Stored data entries
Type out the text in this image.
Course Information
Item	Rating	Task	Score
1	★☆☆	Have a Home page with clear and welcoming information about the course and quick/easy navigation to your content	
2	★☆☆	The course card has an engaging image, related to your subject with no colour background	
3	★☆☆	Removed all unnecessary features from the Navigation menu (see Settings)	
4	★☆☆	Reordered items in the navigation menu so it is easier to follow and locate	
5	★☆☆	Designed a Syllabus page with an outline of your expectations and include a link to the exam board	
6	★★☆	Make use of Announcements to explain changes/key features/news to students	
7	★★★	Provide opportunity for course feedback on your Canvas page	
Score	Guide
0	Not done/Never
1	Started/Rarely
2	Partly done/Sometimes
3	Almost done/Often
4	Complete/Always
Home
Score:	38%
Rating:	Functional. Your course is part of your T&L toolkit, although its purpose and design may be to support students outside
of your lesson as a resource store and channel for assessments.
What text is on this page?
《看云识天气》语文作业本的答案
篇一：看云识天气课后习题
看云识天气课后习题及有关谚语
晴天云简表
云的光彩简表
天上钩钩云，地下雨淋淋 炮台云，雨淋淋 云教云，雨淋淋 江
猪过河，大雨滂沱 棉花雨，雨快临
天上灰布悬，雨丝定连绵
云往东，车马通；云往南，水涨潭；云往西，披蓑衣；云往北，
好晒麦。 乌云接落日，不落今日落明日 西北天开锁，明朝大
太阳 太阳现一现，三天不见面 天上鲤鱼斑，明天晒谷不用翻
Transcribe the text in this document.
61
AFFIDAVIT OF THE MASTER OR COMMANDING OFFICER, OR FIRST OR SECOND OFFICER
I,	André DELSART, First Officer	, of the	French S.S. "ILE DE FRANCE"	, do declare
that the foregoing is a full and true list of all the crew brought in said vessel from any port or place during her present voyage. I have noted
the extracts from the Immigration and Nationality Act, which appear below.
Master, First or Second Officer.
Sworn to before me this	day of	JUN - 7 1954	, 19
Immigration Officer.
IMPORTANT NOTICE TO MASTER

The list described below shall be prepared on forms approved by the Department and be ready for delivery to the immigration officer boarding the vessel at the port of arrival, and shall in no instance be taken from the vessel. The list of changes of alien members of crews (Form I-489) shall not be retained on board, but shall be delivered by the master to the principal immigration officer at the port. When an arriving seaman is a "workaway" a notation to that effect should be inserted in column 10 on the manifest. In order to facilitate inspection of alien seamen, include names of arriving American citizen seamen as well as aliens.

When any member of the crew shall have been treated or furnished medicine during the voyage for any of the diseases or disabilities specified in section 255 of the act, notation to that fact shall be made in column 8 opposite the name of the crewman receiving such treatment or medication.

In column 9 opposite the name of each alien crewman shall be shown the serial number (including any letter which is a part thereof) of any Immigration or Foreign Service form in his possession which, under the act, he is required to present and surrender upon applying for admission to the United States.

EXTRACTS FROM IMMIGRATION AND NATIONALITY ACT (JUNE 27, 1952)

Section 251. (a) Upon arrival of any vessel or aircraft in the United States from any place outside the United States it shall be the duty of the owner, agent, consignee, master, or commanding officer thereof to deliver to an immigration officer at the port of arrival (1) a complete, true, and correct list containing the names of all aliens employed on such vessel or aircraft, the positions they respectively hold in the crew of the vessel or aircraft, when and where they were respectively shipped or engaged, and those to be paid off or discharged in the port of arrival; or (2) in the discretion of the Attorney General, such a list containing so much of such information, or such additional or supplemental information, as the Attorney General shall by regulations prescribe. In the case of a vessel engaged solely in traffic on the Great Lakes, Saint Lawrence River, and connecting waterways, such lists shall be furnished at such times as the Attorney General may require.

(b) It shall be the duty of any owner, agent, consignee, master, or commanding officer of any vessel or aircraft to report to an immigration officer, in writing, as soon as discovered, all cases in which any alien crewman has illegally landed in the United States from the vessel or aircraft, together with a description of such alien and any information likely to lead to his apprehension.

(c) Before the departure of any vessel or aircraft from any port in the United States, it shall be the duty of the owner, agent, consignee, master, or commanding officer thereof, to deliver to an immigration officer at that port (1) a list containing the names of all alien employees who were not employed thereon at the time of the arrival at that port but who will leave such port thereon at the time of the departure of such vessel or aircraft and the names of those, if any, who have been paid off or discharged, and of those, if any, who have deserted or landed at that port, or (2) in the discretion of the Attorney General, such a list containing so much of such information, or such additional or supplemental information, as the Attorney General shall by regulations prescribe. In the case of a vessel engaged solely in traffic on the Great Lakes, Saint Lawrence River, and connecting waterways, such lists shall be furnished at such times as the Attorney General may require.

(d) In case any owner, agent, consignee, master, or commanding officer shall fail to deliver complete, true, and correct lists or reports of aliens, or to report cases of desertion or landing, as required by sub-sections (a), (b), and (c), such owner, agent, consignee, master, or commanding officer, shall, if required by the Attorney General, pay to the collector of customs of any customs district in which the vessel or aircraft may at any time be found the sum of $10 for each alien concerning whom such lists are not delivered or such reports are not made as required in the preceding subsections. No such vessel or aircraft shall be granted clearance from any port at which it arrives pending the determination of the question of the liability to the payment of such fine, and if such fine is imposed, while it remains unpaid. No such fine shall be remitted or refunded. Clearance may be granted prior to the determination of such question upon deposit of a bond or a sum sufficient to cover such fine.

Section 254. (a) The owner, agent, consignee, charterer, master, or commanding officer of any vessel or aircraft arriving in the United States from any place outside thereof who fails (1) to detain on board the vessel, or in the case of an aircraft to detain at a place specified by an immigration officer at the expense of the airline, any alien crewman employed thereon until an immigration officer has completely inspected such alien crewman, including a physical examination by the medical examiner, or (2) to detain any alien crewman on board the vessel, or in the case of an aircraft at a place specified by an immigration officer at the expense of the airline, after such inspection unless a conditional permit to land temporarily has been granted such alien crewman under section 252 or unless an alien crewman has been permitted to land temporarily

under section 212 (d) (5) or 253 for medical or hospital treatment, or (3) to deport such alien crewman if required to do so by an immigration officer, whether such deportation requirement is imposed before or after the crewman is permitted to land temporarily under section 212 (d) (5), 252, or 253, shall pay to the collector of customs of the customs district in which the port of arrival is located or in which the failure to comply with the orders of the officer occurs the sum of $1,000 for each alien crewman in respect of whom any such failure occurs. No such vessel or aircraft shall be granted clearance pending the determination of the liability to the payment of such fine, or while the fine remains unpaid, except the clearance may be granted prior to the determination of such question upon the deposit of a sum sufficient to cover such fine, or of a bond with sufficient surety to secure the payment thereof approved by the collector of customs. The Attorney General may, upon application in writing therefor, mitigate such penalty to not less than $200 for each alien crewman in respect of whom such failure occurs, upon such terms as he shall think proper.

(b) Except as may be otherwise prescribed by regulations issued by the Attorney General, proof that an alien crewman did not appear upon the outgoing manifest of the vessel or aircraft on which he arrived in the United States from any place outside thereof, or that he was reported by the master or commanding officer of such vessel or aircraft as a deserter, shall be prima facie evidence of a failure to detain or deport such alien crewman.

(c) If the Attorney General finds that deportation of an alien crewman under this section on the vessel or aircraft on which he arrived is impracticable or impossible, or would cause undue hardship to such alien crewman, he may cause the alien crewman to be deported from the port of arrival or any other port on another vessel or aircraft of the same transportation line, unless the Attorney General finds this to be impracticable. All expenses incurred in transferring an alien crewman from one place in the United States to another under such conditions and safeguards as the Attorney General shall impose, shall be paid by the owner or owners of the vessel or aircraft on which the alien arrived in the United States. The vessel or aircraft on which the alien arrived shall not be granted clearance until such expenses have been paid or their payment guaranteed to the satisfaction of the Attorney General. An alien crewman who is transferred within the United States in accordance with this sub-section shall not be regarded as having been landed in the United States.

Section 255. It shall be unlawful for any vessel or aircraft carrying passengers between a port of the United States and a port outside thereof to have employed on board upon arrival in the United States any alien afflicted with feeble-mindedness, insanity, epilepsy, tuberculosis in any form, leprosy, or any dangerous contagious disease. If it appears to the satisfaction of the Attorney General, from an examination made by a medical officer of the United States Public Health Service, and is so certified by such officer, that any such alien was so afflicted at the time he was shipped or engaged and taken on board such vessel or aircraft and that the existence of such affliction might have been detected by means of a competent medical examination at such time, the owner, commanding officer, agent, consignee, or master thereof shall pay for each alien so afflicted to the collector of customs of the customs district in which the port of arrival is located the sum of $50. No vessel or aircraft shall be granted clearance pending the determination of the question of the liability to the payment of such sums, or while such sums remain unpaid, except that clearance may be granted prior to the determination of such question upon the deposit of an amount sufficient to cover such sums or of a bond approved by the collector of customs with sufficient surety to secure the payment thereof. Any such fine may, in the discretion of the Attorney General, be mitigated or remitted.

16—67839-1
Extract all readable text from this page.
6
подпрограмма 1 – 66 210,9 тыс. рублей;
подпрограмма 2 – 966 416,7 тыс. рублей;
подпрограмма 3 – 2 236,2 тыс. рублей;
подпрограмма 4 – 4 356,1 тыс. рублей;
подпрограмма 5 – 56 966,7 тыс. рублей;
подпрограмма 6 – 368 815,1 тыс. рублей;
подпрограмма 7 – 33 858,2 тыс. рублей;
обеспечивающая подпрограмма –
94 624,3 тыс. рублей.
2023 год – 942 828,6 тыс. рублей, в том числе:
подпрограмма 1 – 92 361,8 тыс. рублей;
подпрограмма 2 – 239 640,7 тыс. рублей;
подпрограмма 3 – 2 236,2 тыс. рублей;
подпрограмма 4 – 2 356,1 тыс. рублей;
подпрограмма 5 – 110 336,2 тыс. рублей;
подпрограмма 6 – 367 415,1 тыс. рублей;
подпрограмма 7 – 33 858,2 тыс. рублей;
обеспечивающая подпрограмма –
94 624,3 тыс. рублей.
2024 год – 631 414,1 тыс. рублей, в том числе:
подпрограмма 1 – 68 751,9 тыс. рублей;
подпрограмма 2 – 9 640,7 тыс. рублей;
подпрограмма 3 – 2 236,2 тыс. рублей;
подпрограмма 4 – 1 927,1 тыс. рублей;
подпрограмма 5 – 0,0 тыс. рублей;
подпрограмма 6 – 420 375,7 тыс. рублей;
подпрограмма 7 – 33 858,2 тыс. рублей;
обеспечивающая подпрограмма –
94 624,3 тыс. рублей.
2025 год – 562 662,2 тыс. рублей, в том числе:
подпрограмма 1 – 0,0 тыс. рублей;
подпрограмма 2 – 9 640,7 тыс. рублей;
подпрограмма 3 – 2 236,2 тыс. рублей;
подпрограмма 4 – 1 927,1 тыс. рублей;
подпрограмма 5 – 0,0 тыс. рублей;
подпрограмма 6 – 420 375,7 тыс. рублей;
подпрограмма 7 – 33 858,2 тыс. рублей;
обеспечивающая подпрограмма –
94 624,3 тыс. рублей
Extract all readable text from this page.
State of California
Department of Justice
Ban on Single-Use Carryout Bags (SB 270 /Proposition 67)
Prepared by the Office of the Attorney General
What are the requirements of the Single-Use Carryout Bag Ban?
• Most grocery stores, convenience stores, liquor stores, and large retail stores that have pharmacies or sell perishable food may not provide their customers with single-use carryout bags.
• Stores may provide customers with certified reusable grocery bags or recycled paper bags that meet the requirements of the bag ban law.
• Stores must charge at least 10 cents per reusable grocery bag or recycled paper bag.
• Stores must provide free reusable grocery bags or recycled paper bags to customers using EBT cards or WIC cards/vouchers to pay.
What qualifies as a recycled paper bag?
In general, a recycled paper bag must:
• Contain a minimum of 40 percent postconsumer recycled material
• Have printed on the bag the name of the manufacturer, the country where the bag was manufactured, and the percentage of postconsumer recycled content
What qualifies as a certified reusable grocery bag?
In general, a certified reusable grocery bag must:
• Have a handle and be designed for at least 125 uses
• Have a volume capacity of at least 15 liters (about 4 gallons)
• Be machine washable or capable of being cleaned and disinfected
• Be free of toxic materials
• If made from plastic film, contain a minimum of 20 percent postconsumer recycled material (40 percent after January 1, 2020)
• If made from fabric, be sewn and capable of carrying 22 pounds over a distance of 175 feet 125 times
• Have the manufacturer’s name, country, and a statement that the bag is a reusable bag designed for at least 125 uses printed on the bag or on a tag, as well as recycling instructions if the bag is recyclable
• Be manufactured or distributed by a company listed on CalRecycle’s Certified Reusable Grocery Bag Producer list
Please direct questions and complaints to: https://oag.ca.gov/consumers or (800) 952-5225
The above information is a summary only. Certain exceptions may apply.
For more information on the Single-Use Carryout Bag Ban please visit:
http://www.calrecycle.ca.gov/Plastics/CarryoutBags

- Problem to solve -
Find the lines above that contain the word "include" and collect them.

- The response -
5	★☆☆	Designed a Syllabus page with an outline of your expectations and include a link to the exam board	
The list described below shall be prepared on forms approved by the Department and be ready for delivery to the immigration officer boarding the vessel at the port of arrival, and shall in no instance be taken from the vessel. The list of changes of alien members of crews (Form I-489) shall not be retained on board, but shall be delivered by the master to the principal immigration officer at the port. When an arriving seaman is a "workaway" a notation to that effect should be inserted in column 10 on the manifest. In order to facilitate inspection of alien seamen, include names of arriving American citizen seamen as well as aliens.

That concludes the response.